Locate every line in the material below that contains the word "worm" and copy each of those lines in full.
* Start DATA EXTRACT *
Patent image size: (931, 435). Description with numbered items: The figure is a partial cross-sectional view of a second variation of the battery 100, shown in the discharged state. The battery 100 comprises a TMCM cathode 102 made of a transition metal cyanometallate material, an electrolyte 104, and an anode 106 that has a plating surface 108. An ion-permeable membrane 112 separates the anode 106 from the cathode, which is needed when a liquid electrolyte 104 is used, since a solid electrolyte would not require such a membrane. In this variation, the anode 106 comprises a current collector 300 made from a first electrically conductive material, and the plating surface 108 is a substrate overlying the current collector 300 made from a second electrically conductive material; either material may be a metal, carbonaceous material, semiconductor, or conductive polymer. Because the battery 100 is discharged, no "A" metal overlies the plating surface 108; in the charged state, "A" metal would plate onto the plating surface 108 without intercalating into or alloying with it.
* End DATA EXTRACT *
* Start DATA EXTRACT *
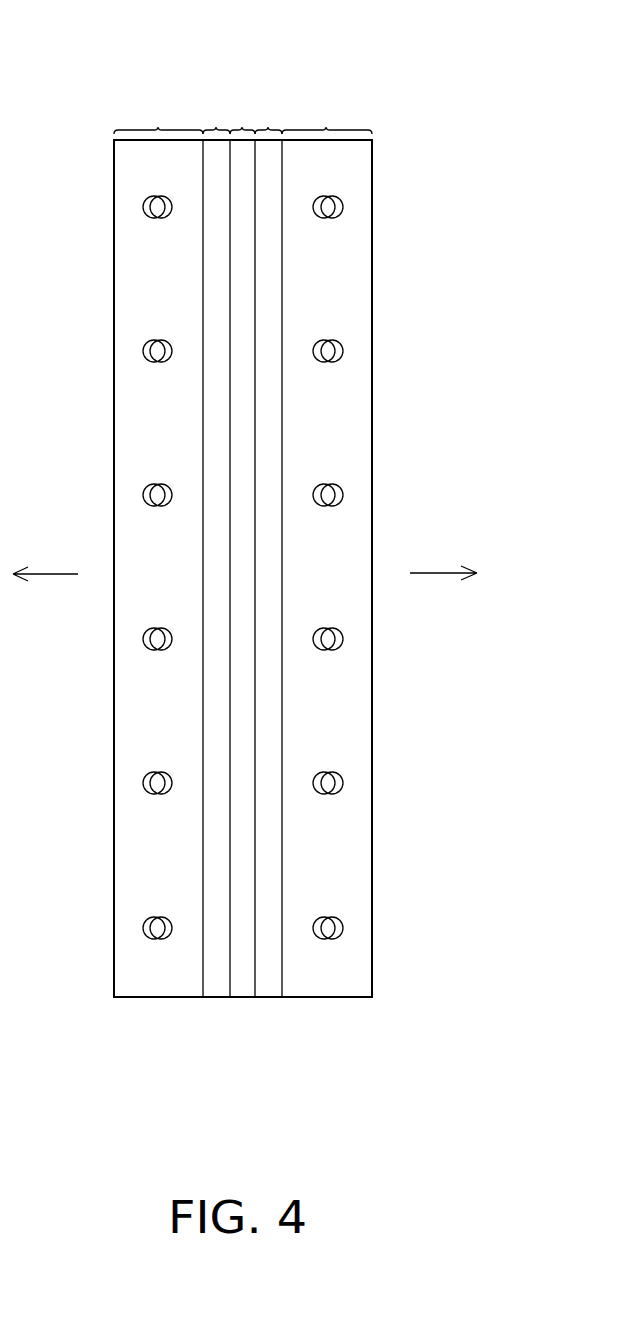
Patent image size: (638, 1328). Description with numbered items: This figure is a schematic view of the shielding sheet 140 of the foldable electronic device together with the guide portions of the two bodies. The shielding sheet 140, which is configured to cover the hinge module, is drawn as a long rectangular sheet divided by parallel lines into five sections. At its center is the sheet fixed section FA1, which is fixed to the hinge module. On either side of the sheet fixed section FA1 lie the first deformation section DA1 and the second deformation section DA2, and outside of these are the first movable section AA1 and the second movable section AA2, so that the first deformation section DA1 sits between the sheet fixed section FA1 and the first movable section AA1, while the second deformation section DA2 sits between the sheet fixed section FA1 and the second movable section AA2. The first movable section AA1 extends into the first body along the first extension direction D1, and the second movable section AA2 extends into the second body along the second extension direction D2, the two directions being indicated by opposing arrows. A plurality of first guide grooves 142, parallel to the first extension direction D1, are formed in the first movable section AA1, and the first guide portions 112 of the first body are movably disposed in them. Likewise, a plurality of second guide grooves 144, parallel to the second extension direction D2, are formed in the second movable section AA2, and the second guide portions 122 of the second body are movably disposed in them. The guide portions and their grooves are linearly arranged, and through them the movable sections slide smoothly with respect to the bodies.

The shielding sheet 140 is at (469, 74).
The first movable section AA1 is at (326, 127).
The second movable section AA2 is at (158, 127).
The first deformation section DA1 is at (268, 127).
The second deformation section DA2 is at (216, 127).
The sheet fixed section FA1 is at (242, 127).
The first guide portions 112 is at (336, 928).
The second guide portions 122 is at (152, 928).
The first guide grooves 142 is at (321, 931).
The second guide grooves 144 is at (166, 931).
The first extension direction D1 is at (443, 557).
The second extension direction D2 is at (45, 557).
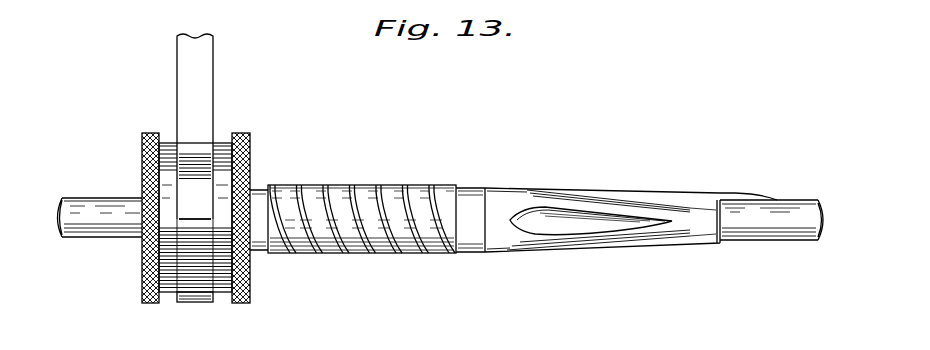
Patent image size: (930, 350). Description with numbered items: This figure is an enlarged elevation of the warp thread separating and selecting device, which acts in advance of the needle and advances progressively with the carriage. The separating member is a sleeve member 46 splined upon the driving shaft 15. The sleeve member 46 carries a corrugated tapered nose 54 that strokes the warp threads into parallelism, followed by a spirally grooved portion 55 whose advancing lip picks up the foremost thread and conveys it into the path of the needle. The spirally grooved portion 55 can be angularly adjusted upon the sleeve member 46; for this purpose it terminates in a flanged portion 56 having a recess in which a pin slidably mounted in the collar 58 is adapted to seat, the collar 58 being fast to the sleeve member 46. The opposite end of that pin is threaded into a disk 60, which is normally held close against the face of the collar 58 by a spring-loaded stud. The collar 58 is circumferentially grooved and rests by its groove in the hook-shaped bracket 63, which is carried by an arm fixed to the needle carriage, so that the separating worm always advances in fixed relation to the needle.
* End DATA EXTRACT *
ANSWER TO THIS TASK:
Patent image size: (930, 350). Description with numbered items: This figure is an enlarged elevation of the warp thread separating and selecting device, which acts in advance of the needle and advances progressively with the carriage. The separating member is a sleeve member 46 splined upon the driving shaft 15. The sleeve member 46 carries a corrugated tapered nose 54 that strokes the warp threads into parallelism, followed by a spirally grooved portion 55 whose advancing lip picks up the foremost thread and conveys it into the path of the needle. The spirally grooved portion 55 can be angularly adjusted upon the sleeve member 46; for this purpose it terminates in a flanged portion 56 having a recess in which a pin slidably mounted in the collar 58 is adapted to seat, the collar 58 being fast to the sleeve member 46. The opposite end of that pin is threaded into a disk 60, which is normally held close against the face of the collar 58 by a spring-loaded stud. The collar 58 is circumferentially grooved and rests by its groove in the hook-shaped bracket 63, which is carried by an arm fixed to the needle carriage, so that the separating worm always advances in fixed relation to the needle.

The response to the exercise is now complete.